** START OF Quoted text **

Hellmann–Feynman theorem

Hellmann–Feynman theorem. In quantum mechanics and molecular physics, the Hellmann–Feynman theorem provides a powerful method for calculating the forces on nuclei within a molecule or crystal directly from the electronic wavefunction. It states that the derivative of the total energy with respect to a parameter, such as a nuclear coordinate, equals the expectation value of the derivative of the Hamiltonian with respect to that same parameter. This result simplifies complex calculations, particularly for geometries and lattice constants, by avoiding explicit differentiation of the many-electron wavefunction itself.

Statement of the theorem

For a non-degenerate, normalized eigenstate \(|\psi_\lambda\rangle\) of a Hamiltonian \(\hat{H}_\lambda\) that depends smoothly on a real parameter \(\lambda\), the theorem states: \[ \frac{d E_\lambda}{d \lambda} = \left\langle \psi_\lambda \left| \frac{\partial \hat{H}_\lambda}{\partial \lambda} \right| \psi_\lambda \right\rangle, \] where \(E_\lambda\) is the corresponding eigenvalue. The parameter \(\lambda\) can represent a nuclear coordinate in the Born–Oppenheimer approximation, an external electric field or magnetic field, or a coupling constant in the Hamiltonian. The theorem is foundational in quantum chemistry for computing properties like force constants and dipole moments. Its validity relies on the wavefunction being an exact eigenstate of the Hamiltonian, a condition strictly met within the variational principle.

Derivation

The derivation begins by considering the expectation value of the Hamiltonian, \(E_\lambda = \langle \psi_\lambda | \hat{H}_\lambda | \psi_\lambda \rangle\). Taking the total derivative with respect to \(\lambda\) and applying the product rule yields terms from the derivative of the wavefunction. Using the fact that \(|\psi_\lambda\rangle\) is an eigenstate, \(\hat{H}_\lambda |\psi_\lambda\rangle = E_\lambda |\psi_\lambda\rangle\), and the normalization condition \(\langle \psi_\lambda | \psi_\lambda \rangle = 1\), the terms involving derivatives of the wavefunction cancel. This cancellation, which relies on the Hermitian nature of the Hamiltonian, leaves only the expectation value of the partial derivative of the operator. This elegant proof is a standard exercise in textbooks on quantum mechanics and quantum chemistry.

** END OF Quoted text **

Short task | Rewrite the stretch of the Hellmann–Feynman theorem text from "For a non-degenerate, normalized" through "the variational principle.", switching "dipole moments" to "polarizabilities". The items come from a separate source.

** START OF Excerpted data **

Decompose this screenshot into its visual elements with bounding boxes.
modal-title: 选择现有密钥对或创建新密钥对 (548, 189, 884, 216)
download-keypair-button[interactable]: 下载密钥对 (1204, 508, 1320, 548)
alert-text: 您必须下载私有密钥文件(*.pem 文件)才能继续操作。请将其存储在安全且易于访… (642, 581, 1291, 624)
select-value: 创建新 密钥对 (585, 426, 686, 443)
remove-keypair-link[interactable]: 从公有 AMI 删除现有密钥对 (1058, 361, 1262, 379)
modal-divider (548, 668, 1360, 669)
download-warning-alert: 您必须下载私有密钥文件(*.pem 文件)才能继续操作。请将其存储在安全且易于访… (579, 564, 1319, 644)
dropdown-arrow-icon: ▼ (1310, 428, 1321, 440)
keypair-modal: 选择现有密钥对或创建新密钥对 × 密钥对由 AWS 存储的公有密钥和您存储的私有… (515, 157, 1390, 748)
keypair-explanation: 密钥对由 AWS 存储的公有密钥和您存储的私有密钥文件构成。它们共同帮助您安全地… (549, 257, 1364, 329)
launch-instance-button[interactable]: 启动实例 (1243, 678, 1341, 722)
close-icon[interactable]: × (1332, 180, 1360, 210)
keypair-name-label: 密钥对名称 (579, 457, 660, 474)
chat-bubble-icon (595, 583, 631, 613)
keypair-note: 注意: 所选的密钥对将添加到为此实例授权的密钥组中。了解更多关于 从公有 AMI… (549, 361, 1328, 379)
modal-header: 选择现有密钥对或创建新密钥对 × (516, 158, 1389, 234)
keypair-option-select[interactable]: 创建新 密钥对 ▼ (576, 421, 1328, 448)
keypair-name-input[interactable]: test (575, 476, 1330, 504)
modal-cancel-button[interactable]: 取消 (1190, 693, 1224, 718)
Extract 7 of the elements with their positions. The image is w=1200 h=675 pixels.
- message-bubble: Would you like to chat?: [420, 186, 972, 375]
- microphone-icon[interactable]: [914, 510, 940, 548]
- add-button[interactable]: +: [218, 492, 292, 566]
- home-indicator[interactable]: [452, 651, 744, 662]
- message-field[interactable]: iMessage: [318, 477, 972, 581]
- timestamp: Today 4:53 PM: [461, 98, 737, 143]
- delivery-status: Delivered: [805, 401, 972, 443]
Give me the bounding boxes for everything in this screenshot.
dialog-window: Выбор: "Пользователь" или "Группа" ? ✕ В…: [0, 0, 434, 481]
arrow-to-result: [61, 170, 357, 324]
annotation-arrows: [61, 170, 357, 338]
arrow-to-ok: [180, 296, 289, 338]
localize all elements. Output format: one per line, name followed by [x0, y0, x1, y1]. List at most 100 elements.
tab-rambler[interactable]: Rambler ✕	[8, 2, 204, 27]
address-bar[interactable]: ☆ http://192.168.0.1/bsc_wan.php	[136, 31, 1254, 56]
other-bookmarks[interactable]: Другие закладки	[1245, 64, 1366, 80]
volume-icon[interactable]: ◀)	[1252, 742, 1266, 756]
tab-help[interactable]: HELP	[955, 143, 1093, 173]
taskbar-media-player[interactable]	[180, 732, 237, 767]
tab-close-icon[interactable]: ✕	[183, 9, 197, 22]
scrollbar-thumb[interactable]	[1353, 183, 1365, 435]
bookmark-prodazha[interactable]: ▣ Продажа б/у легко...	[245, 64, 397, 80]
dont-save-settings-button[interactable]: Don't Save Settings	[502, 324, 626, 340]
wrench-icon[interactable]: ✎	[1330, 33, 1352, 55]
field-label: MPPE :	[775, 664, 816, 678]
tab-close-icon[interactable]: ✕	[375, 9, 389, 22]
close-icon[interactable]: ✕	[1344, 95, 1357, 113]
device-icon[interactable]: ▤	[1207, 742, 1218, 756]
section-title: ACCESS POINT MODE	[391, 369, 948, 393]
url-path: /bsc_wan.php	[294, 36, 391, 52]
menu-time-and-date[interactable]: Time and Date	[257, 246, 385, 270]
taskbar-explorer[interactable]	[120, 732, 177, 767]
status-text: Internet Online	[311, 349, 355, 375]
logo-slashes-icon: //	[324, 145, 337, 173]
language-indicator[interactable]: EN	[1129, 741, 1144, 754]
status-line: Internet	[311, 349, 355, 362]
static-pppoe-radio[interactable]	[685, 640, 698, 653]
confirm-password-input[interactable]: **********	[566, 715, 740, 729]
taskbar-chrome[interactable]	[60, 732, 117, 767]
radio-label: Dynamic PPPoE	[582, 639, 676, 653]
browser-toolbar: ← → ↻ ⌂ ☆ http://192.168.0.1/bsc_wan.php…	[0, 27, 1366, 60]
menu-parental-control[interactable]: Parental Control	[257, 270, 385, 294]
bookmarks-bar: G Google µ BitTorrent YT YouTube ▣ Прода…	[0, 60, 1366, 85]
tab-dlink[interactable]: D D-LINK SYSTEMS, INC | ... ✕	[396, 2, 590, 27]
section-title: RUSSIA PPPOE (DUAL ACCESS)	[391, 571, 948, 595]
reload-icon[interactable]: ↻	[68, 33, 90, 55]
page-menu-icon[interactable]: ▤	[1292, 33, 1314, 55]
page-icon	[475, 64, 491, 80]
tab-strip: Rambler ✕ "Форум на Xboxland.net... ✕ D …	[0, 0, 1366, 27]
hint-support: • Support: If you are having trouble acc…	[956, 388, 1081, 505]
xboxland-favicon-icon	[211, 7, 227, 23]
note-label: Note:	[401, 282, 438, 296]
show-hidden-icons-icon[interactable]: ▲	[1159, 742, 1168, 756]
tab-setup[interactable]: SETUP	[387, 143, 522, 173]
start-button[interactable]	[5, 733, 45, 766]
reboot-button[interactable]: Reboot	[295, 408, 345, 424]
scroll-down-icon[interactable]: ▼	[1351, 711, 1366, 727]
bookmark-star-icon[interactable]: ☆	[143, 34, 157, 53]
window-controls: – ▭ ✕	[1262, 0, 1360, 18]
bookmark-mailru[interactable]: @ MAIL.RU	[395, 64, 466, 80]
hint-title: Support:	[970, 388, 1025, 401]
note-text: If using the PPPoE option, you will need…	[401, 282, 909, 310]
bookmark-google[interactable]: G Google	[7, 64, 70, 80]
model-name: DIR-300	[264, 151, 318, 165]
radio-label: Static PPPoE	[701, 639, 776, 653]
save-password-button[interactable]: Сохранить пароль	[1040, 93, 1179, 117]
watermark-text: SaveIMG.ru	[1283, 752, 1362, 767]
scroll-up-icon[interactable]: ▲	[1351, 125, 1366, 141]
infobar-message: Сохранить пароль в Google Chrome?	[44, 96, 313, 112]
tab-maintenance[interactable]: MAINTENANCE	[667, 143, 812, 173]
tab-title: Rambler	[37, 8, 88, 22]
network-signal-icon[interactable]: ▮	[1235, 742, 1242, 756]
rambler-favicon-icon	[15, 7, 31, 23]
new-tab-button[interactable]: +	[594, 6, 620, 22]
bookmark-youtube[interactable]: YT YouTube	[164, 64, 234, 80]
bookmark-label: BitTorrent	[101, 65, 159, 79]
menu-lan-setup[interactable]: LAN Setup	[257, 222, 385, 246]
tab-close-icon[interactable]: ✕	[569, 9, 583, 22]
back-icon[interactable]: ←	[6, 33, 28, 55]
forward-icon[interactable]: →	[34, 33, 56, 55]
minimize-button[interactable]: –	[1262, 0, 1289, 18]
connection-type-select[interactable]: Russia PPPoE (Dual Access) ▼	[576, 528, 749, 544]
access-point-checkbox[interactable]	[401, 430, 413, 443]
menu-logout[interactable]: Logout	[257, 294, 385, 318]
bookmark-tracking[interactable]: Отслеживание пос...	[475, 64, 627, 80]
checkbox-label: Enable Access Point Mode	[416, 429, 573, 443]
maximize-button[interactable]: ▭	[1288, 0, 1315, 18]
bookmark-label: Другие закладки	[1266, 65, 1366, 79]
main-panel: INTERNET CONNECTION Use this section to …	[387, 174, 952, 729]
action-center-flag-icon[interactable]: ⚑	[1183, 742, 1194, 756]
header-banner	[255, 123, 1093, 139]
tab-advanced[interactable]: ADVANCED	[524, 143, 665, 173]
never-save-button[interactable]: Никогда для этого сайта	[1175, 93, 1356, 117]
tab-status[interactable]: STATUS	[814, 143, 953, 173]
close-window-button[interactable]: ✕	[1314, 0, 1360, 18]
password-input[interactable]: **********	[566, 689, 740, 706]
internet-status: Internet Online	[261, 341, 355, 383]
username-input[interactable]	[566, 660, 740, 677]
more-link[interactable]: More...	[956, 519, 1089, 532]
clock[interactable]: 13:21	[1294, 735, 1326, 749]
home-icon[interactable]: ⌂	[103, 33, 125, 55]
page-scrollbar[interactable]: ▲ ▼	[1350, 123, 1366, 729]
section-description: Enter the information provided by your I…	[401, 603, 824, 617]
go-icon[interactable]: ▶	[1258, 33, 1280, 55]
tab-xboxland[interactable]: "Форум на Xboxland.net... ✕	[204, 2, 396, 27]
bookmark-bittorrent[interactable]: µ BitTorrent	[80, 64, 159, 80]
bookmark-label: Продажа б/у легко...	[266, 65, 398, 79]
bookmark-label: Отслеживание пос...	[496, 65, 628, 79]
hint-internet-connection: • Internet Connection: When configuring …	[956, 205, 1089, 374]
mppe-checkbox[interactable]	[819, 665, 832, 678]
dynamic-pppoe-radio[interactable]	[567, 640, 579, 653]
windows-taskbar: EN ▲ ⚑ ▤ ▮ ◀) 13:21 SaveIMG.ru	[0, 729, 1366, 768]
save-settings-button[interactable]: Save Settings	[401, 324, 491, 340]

** END OF Excerpted data **

Exercise answer |
For a non-degenerate, normalized eigenstate \(|\psi_\lambda\rangle\) of a Hamiltonian \(\hat{H}_\lambda\) that depends smoothly on a real parameter \(\lambda\), the theorem states: \[ \frac{d E_\lambda}{d \lambda} = \left\langle \psi_\lambda \left| \frac{\partial \hat{H}_\lambda}{\partial \lambda} \right| \psi_\lambda \right\rangle, \] where \(E_\lambda\) is the corresponding eigenvalue. The parameter \(\lambda\) can represent a nuclear coordinate in the Born–Oppenheimer approximation, an external electric field or magnetic field, or a coupling constant in the Hamiltonian. The theorem is foundational in quantum chemistry for computing properties like force constants and polarizabilities. Its validity relies on the wavefunction being an exact eigenstate of the Hamiltonian, a condition strictly met within the variational principle.